EXERCISE TASK — Read the material below. Count the lines containing "mercancías" and give that count alone.

INPUT ROWS —

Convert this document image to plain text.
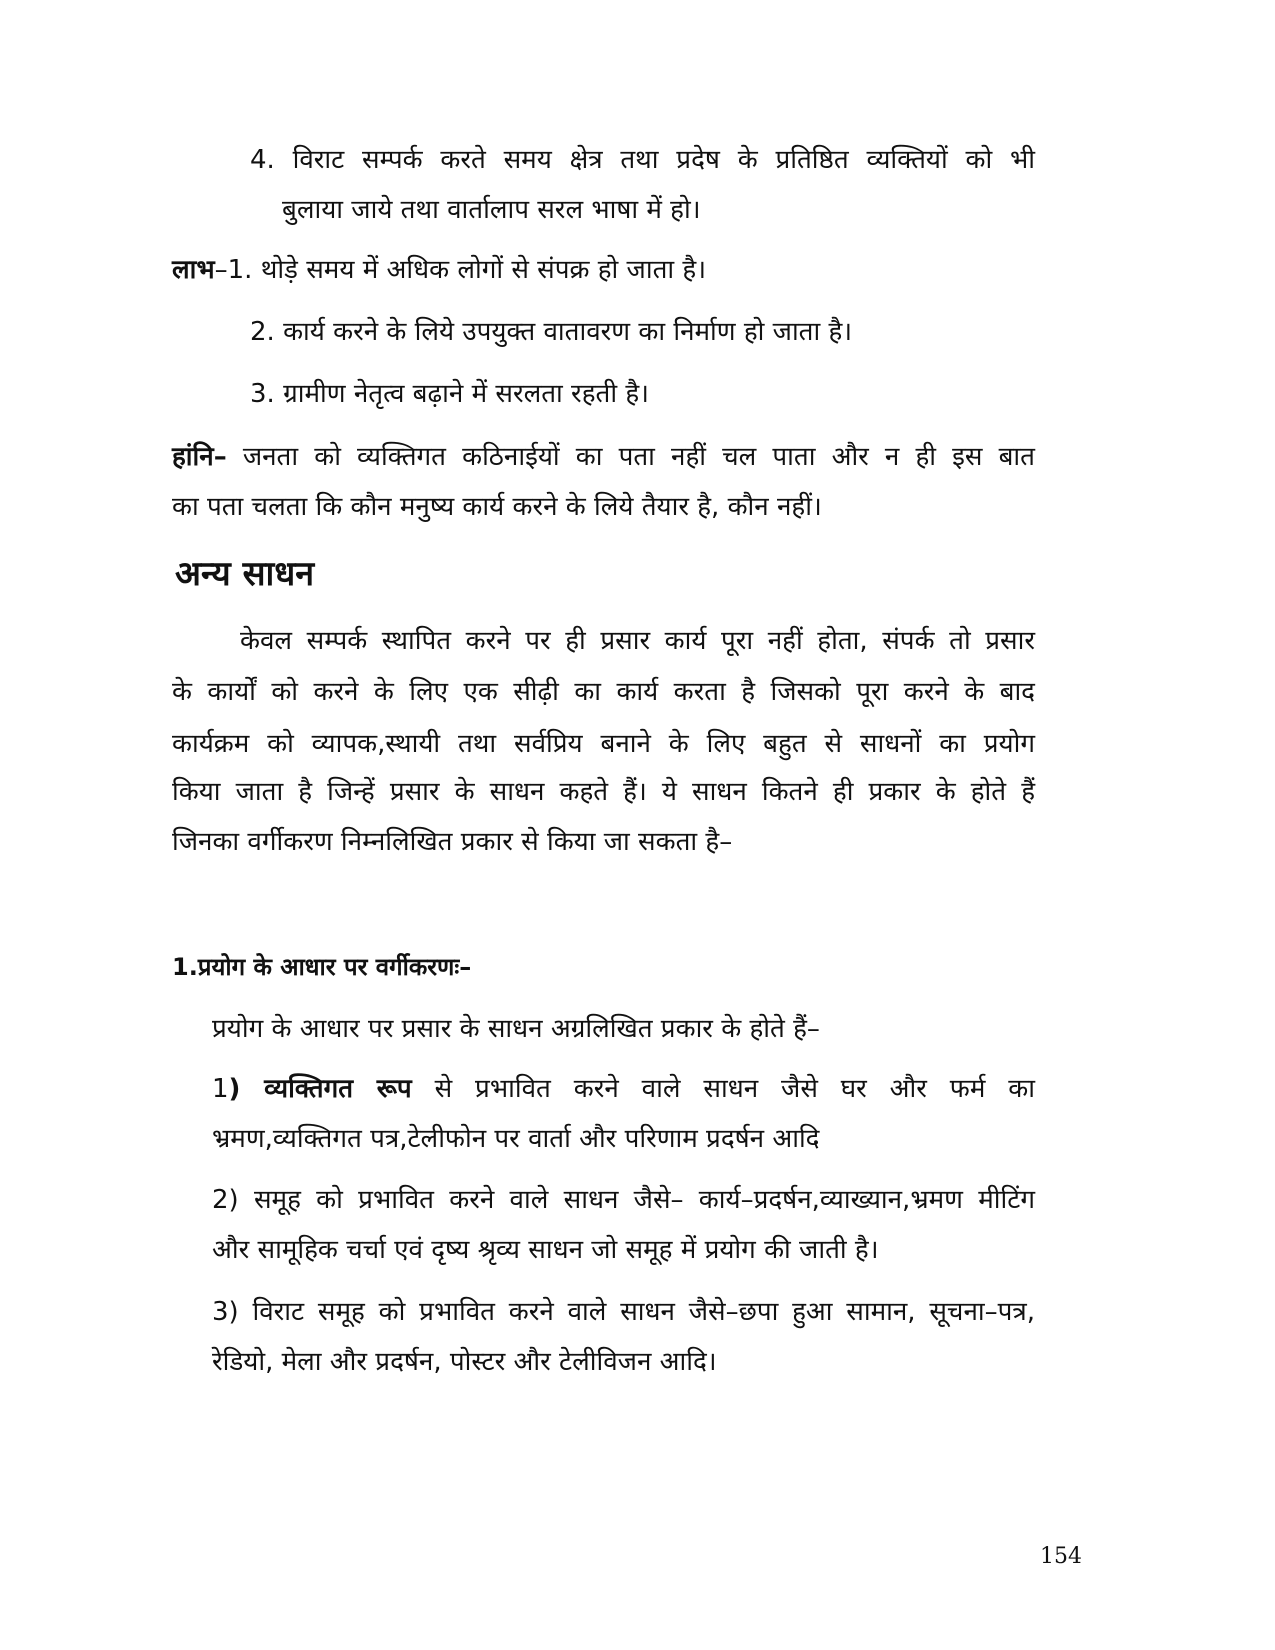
4. विराट सम्पर्क करते समय क्षेत्र तथा प्रदेष के प्रतिष्ठित व्यक्तियों को भी
बुलाया जाये तथा वार्तालाप सरल भाषा में हो।
लाभ–1. थोड़े समय में अधिक लोगों से संपक्र हो जाता है।
2. कार्य करने के लिये उपयुक्त वातावरण का निर्माण हो जाता है।
3. ग्रामीण नेतृत्व बढ़ाने में सरलता रहती है।
हांनि– जनता को व्यक्तिगत कठिनाईयों का पता नहीं चल पाता और न ही इस बात
का पता चलता कि कौन मनुष्य कार्य करने के लिये तैयार है, कौन नहीं।
अन्य साधन
केवल सम्पर्क स्थापित करने पर ही प्रसार कार्य पूरा नहीं होता, संपर्क तो प्रसार
के कार्यों को करने के लिए एक सीढ़ी का कार्य करता है जिसको पूरा करने के बाद
कार्यक्रम को व्यापक,स्थायी तथा सर्वप्रिय बनाने के लिए बहुत से साधनों का प्रयोग
किया जाता है जिन्हें प्रसार के साधन कहते हैं। ये साधन कितने ही प्रकार के होते हैं
जिनका वर्गीकरण निम्नलिखित प्रकार से किया जा सकता है–
1.प्रयोग के आधार पर वर्गीकरणः–
प्रयोग के आधार पर प्रसार के साधन अग्रलिखित प्रकार के होते हैं–
1) व्यक्तिगत रूप से प्रभावित करने वाले साधन जैसे घर और फर्म का
भ्रमण,व्यक्तिगत पत्र,टेलीफोन पर वार्ता और परिणाम प्रदर्षन आदि
2) समूह को प्रभावित करने वाले साधन जैसे– कार्य–प्रदर्षन,व्याख्यान,भ्रमण मीटिंग
और सामूहिक चर्चा एवं दृष्य श्रृव्य साधन जो समूह में प्रयोग की जाती है।
3) विराट समूह को प्रभावित करने वाले साधन जैसे–छपा हुआ सामान, सूचना–पत्र,
रेडियो, मेला और प्रदर्षन, पोस्टर और टेलीविजन आदि।
154
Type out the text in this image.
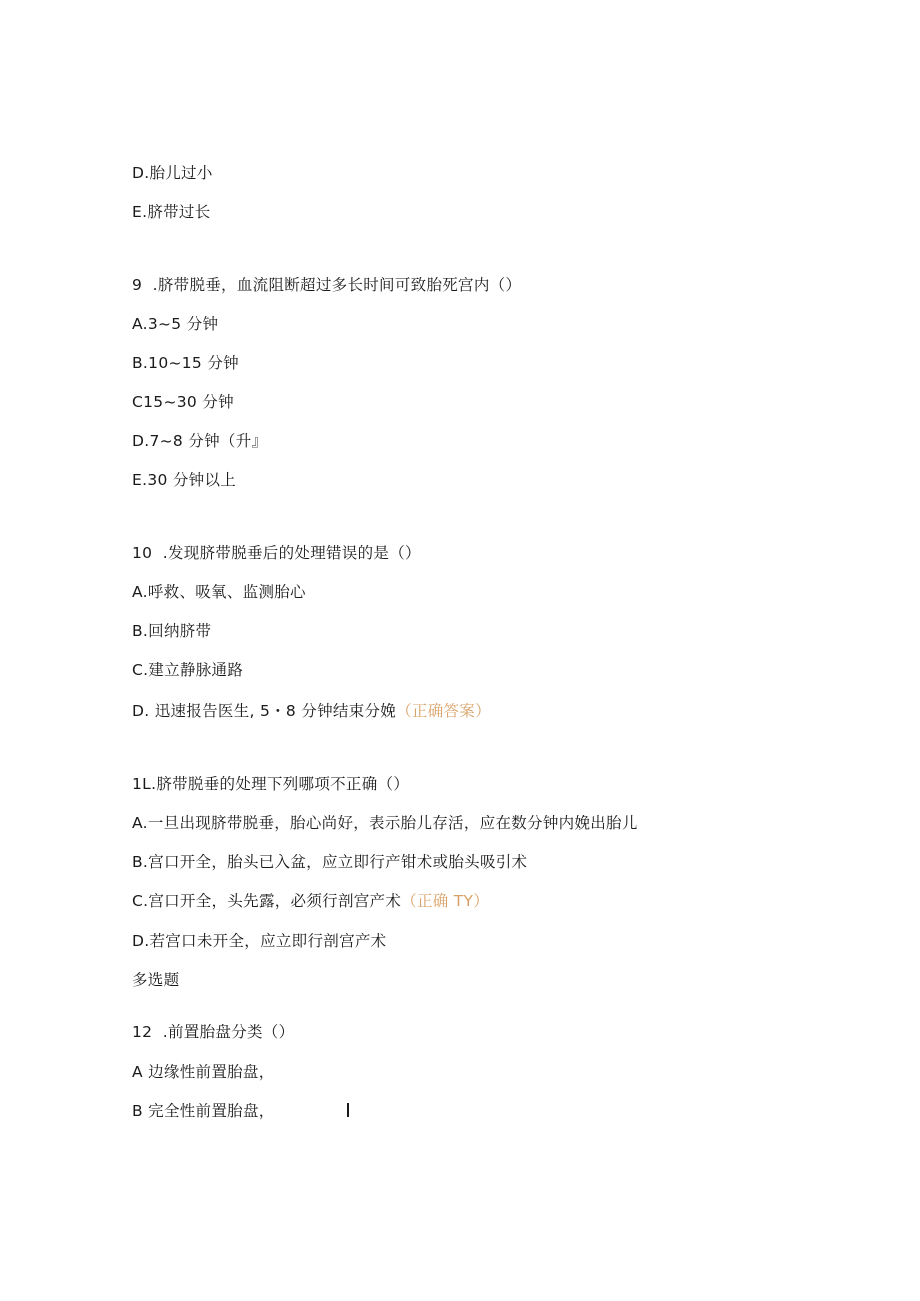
D.胎儿过小
E.脐带过长
9  .脐带脱垂，血流阻断超过多长时间可致胎死宫内（）
A.3~5 分钟
B.10~15 分钟
C15~30 分钟
D.7~8 分钟（升』
E.30 分钟以上
10  .发现脐带脱垂后的处理错误的是（）
A.呼救、吸氧、监测胎心
B.回纳脐带
C.建立静脉通路
D. 迅速报告医生, 5・8 分钟结束分娩（正确答案）
1L.脐带脱垂的处理下列哪项不正确（）
A.一旦出现脐带脱垂，胎心尚好，表示胎儿存活，应在数分钟内娩出胎儿
B.宫口开全，胎头已入盆，应立即行产钳术或胎头吸引术
C.宫口开全，头先露，必须行剖宫产术（正确 TY）
D.若宫口未开全，应立即行剖宫产术
多选题
12  .前置胎盘分类（）
A 边缘性前置胎盘，
B 完全性前置胎盘，
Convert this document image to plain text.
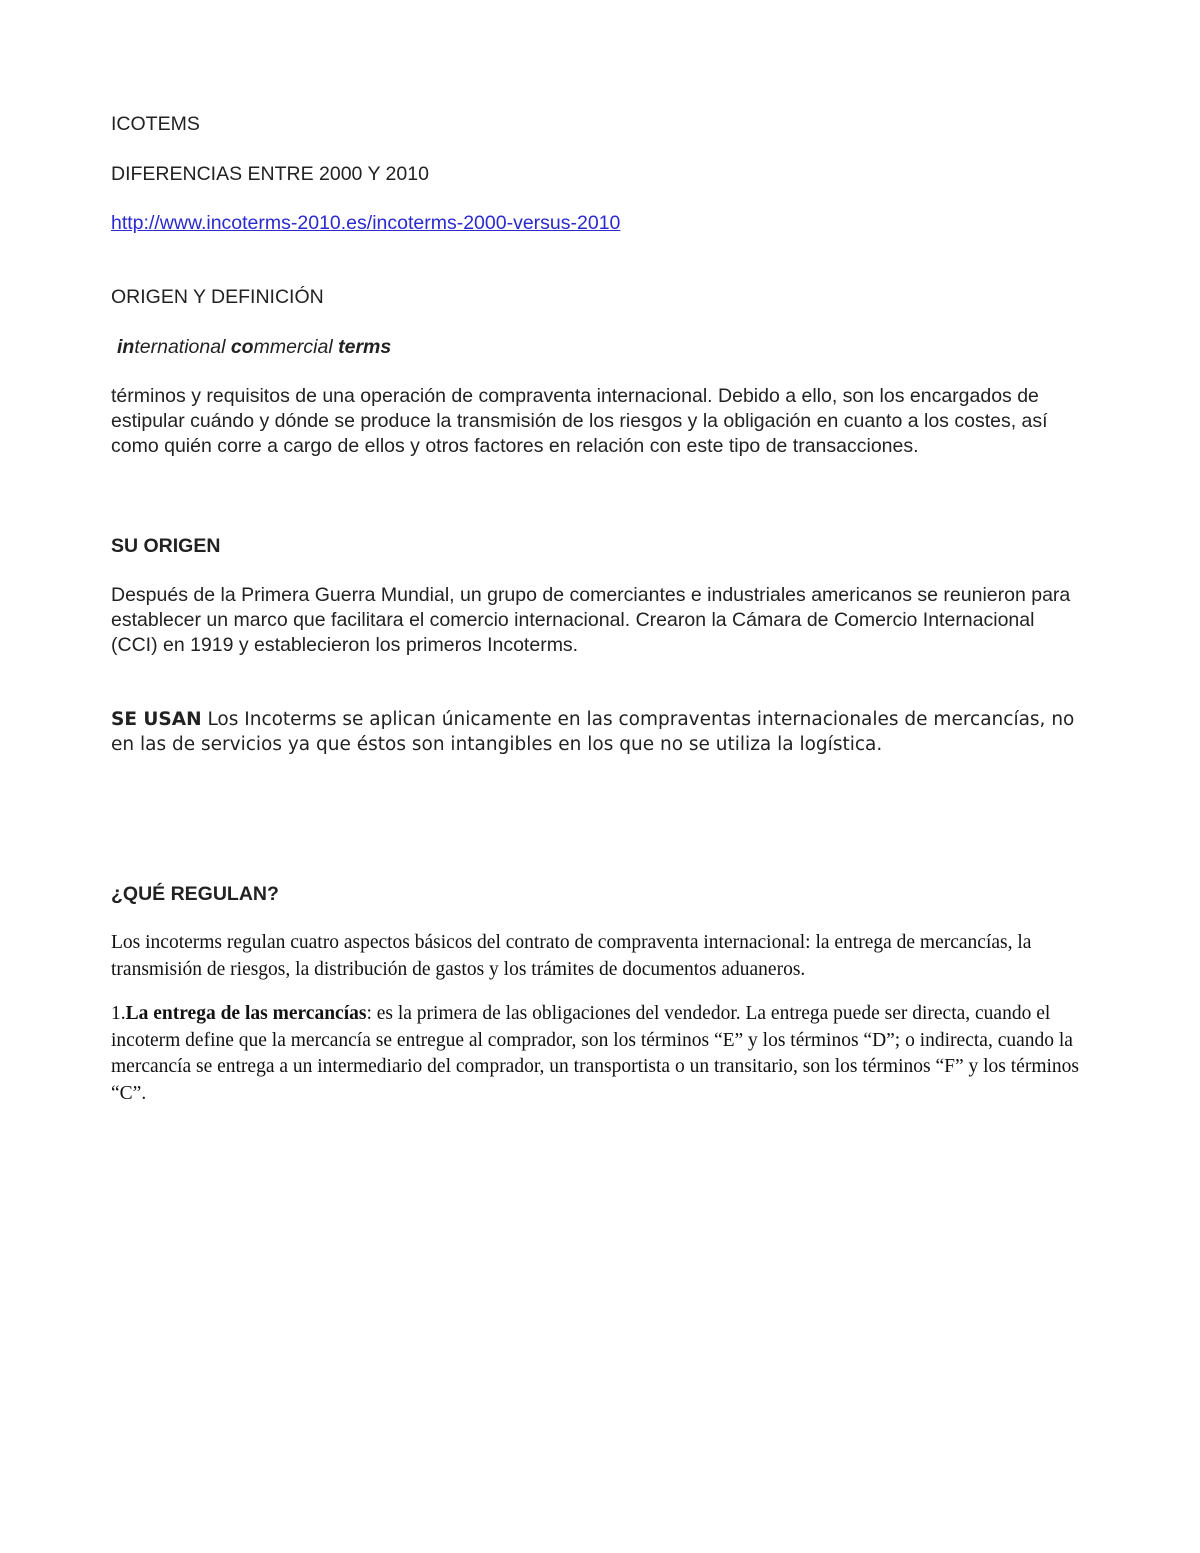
ICOTEMS

DIFERENCIAS ENTRE 2000 Y 2010

http://www.incoterms-2010.es/incoterms-2000-versus-2010

ORIGEN Y DEFINICIÓN

international commercial terms

términos y requisitos de una operación de compraventa internacional. Debido a ello, son los encargados de estipular cuándo y dónde se produce la transmisión de los riesgos y la obligación en cuanto a los costes, así como quién corre a cargo de ellos y otros factores en relación con este tipo de transacciones.

SU ORIGEN

Después de la Primera Guerra Mundial, un grupo de comerciantes e industriales americanos se reunieron para establecer un marco que facilitara el comercio internacional. Crearon la Cámara de Comercio Internacional (CCI) en 1919 y establecieron los primeros Incoterms.

SE USAN Los Incoterms se aplican únicamente en las compraventas internacionales de mercancías, no en las de servicios ya que éstos son intangibles en los que no se utiliza la logística.

¿QUÉ REGULAN?

Los incoterms regulan cuatro aspectos básicos del contrato de compraventa internacional: la entrega de mercancías, la transmisión de riesgos, la distribución de gastos y los trámites de documentos aduaneros.

1.La entrega de las mercancías: es la primera de las obligaciones del vendedor. La entrega puede ser directa, cuando el incoterm define que la mercancía se entregue al comprador, son los términos “E” y los términos “D”; o indirecta, cuando la mercancía se entrega a un intermediario del comprador, un transportista o un transitario, son los términos “F” y los términos “C”.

EXERCISE ANSWER — 3